> **EXERCISES**
1. Write out the portion of the Core Data and CloudKit excerpt that begins with the words "Here you can" and ends with the words "just WWDC Demo.", copying it verbatim.
2. Reproduce, without alteration, the lines of the records that start with the line containing "toc-entry-page: 188 — [325, 669, 355, 691]" and finish with the line containing "print-speck — [188, 1170, 191, 1173]", including both of those lines and nothing else.

[Begin DOCUMENT EXCERPT]

CloudKit similarly exposes a CKRecord, which is a key value like store for accessing data that you've stored in the cloud.

These objects are described by what we like to call a model.

And in Core Data we call that an NSManagedObjectModel, which you can create in code or using the model editor in Xcode.

Quite similarly, CloudKit uses a Schema.

And the CloudKit schema can be defined either by CloudKit dynamically as you use CKRecords in the development environment or using the CloudKit dashboard.

Finally, objects are persisted to use the Core Data vernacular, in what we like to call a store.

In Core Data those are instances of NSPersistentStore.

But in CloudKit, CKRecord's are stored in a CKRecordZone or in a CKDatabase.

And so, as you can see and indeed as many of you have pointed out to me over the years, it would be great if we could make it easier to combine these two conceptually similar frameworks.

And so to show you just how much easier we've made that this year, I'd like to take you through what it's like to create a brand new application in Xcode.

Here you can see, I have Xcode open.

And I'm going to create a new iOS project as a Master Detail application.

I like Master Detail applications because they give us a great UI to build on top of when exploring features of Core Data.

So, I'll select it and click Next.

And then give my application a name.

In this case, just WWDC Demo.

And, because we're here to hear about Core Data, we'll check the Core Data checkbox.

New in Xcode 11 is this checkbox called Use CloudKit.

And this tells Xcode that we want to generate an application that's designed to use both Core Data and CloudKit.

So, let's check that, and then we'll click Next and find our application somewhere to live on the file system.

After we tap Create, Xcode generates the application for us.

And if you've ever built a CloudKit application before, you'll know that there are a couple additional things we need to add to this before it's ready to build and run.

These come in the form of Capabilities, which we add using the Signing & Capabilities tab.

We need to add two.

The first is the iCloud capability.

So, I'll add that by clicking this plus (+) next to Capability, type iCloud, and hit Enter.

When I do that, I can hit the CloudKit checkbox and you'll see that that adds push notifications for me as well.

Xcode has also automatically created an iCloud container identifier for my application to use.

[End DOCUMENT EXCERPT]
[Begin DATA]

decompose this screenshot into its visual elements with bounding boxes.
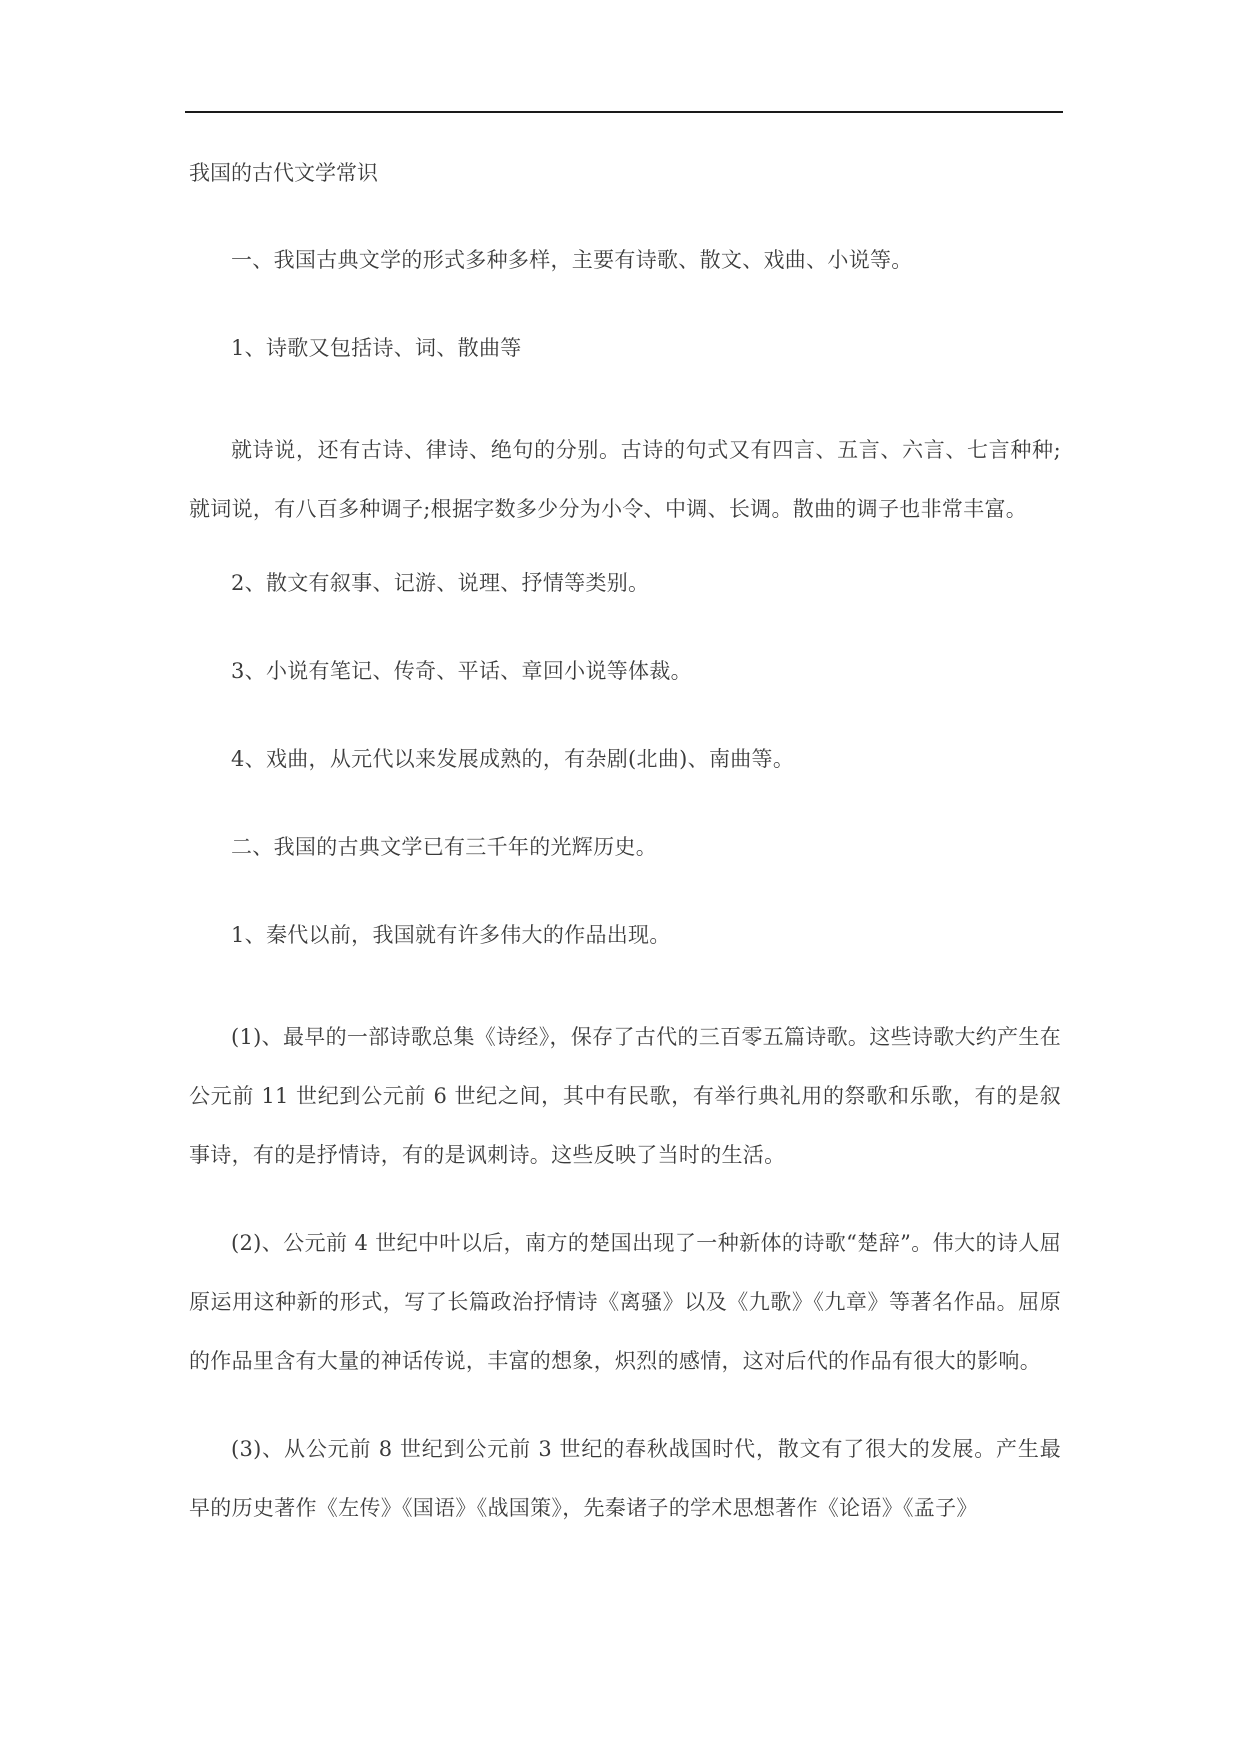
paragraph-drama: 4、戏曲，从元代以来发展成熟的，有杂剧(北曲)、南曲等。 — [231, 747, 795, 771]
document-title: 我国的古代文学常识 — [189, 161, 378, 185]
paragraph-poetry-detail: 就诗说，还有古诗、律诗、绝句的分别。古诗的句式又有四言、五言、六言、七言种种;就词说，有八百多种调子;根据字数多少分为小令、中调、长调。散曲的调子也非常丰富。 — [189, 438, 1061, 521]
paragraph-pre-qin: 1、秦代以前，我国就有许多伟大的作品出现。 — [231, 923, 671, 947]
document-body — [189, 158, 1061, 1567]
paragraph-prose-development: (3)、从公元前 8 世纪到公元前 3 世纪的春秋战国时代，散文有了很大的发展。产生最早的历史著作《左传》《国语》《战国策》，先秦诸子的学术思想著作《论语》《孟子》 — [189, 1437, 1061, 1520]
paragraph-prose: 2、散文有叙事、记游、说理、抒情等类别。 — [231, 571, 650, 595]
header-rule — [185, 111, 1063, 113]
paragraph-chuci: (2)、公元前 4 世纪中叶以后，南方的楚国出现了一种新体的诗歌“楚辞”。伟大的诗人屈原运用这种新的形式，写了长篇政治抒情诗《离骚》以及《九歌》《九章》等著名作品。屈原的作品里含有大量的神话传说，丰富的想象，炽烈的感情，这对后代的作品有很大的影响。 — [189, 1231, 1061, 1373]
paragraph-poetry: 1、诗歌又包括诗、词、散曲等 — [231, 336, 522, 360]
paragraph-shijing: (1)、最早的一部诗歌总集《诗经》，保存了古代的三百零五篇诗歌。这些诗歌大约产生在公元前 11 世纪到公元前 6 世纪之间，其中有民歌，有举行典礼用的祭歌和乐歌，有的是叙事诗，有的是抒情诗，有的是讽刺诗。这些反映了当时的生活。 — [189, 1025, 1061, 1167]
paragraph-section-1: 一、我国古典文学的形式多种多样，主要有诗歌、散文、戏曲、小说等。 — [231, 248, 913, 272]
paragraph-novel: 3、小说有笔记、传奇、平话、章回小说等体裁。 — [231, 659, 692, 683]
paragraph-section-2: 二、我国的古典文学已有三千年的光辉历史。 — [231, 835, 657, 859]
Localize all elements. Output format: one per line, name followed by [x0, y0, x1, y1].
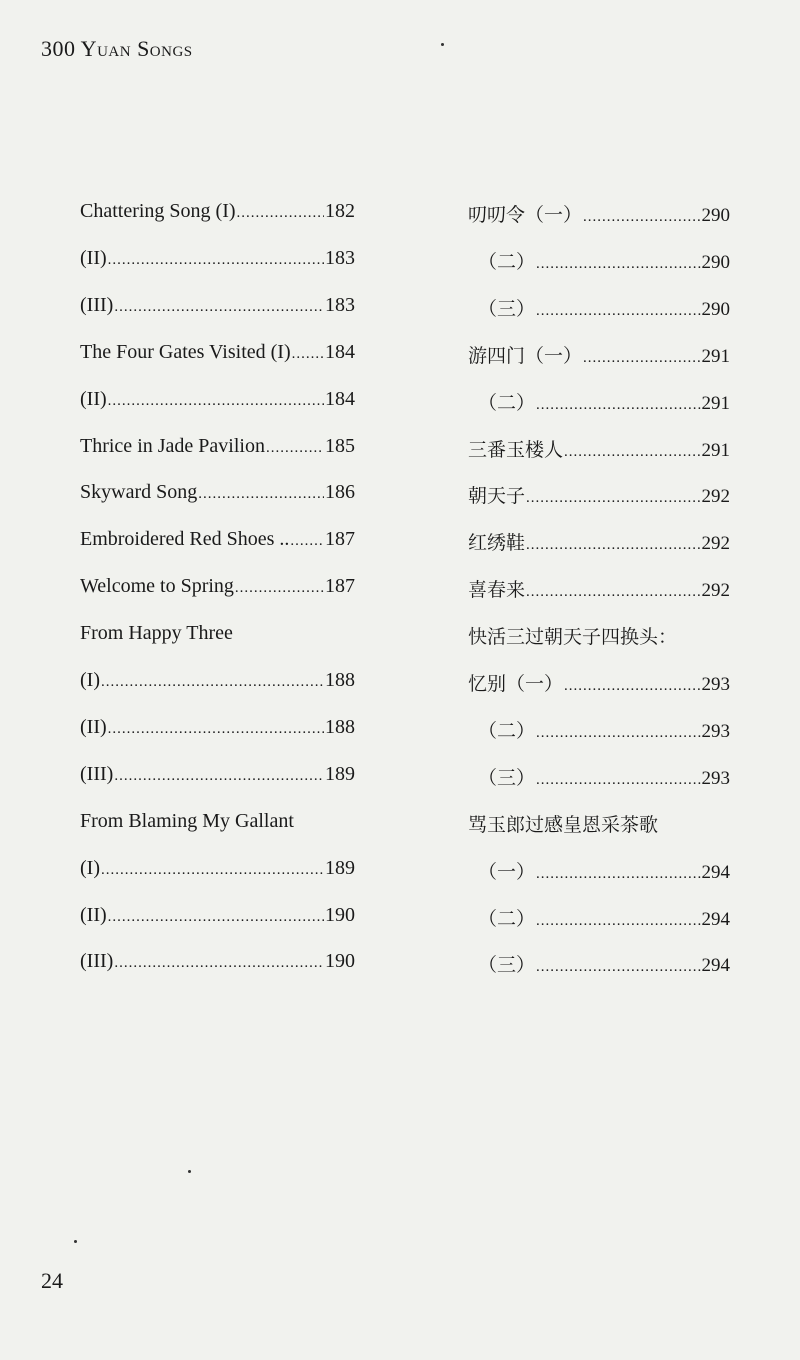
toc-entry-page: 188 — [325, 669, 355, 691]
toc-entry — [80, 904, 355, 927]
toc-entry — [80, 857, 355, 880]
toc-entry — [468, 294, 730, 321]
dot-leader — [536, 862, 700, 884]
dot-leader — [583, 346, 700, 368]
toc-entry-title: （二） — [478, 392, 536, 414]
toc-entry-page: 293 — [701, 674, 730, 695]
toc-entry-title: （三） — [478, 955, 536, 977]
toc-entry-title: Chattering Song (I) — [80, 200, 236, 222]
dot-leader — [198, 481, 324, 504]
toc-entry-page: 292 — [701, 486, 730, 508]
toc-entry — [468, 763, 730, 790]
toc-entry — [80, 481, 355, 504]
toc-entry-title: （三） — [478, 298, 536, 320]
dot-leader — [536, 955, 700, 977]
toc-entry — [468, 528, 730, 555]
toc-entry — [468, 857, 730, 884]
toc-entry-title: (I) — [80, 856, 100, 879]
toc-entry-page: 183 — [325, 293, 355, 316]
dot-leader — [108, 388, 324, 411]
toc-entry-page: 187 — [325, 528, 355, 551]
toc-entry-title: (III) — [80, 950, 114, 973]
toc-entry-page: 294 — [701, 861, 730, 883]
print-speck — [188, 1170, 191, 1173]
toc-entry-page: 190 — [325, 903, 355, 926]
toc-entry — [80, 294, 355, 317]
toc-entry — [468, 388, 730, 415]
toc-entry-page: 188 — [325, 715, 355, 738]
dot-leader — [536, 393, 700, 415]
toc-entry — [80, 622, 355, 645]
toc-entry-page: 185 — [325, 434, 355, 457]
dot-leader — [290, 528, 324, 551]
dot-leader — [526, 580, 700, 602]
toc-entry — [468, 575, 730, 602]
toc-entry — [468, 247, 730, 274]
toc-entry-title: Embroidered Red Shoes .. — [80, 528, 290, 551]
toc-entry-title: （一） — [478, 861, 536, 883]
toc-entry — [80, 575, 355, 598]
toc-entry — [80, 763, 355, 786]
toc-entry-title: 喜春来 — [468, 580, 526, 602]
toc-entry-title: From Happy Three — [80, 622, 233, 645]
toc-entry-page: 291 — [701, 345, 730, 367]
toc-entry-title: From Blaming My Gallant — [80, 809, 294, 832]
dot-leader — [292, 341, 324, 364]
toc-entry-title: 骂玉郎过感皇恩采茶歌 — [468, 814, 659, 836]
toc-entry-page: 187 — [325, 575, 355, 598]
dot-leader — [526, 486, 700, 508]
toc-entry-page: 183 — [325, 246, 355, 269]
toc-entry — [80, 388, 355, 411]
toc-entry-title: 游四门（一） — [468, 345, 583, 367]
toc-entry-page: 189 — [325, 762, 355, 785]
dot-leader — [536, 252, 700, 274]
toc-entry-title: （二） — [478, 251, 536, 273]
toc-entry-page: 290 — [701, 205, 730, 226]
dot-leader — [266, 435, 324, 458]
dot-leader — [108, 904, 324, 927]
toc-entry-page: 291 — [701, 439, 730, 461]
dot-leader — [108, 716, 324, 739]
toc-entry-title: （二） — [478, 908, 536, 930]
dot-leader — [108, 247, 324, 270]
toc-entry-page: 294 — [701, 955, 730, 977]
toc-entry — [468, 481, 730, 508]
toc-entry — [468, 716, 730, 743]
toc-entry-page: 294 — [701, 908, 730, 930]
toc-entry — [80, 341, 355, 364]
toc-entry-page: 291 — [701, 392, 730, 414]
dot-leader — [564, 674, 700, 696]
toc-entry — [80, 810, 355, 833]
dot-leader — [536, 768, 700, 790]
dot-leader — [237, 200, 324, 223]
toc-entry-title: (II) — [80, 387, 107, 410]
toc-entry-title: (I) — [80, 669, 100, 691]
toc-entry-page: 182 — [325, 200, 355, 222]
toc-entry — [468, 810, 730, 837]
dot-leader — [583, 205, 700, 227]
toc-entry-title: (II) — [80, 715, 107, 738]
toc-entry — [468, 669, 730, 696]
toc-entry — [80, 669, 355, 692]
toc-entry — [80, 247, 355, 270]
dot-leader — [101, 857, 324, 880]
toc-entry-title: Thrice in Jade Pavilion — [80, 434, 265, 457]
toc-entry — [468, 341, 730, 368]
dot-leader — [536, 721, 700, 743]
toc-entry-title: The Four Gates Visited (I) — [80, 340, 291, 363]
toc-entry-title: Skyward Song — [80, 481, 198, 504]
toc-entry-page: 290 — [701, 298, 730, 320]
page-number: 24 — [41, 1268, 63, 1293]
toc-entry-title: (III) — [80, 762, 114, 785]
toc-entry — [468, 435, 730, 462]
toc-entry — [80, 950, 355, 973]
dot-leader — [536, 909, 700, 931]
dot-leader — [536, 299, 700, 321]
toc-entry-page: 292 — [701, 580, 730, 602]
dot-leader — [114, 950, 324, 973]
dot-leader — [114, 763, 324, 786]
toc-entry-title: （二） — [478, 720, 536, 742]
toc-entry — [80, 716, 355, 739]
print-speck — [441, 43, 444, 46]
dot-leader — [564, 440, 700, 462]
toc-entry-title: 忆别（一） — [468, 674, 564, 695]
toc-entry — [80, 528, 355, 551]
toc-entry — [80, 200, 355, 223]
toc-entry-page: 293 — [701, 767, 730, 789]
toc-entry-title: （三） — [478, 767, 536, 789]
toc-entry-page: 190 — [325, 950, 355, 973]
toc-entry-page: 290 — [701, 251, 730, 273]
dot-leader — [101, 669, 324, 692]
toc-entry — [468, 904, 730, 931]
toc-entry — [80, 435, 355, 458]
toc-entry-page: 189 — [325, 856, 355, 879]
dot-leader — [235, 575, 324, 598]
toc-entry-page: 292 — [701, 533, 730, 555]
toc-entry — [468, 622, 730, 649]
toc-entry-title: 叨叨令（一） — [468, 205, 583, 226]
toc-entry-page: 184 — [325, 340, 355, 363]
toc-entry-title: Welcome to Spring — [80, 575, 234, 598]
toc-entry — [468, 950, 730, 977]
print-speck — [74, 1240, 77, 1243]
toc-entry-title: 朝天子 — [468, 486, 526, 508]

[End DATA]

> **WRITTEN RESPONSES**
1.
Here you can see, I have Xcode open.

And I'm going to create a new iOS project as a Master Detail application.

I like Master Detail applications because they give us a great UI to build on top of when exploring features of Core Data.

So, I'll select it and click Next.

And then give my application a name.

In this case, just WWDC Demo.

2.
toc-entry-page: 188 — [325, 669, 355, 691]
toc-entry — [80, 904, 355, 927]
toc-entry — [80, 857, 355, 880]
toc-entry — [468, 294, 730, 321]
dot-leader — [536, 862, 700, 884]
dot-leader — [583, 346, 700, 368]
toc-entry-title: （二） — [478, 392, 536, 414]
toc-entry-page: 293 — [701, 674, 730, 695]
toc-entry-title: （三） — [478, 955, 536, 977]
toc-entry-title: Chattering Song (I) — [80, 200, 236, 222]
dot-leader — [198, 481, 324, 504]
toc-entry-page: 292 — [701, 486, 730, 508]
toc-entry — [468, 763, 730, 790]
toc-entry — [80, 481, 355, 504]
toc-entry-title: （三） — [478, 298, 536, 320]
dot-leader — [536, 955, 700, 977]
toc-entry — [468, 528, 730, 555]
toc-entry — [468, 857, 730, 884]
toc-entry-title: (I) — [80, 856, 100, 879]
toc-entry-page: 183 — [325, 293, 355, 316]
dot-leader — [108, 388, 324, 411]
toc-entry-page: 187 — [325, 528, 355, 551]
toc-entry-title: (III) — [80, 950, 114, 973]
toc-entry-page: 294 — [701, 861, 730, 883]
print-speck — [188, 1170, 191, 1173]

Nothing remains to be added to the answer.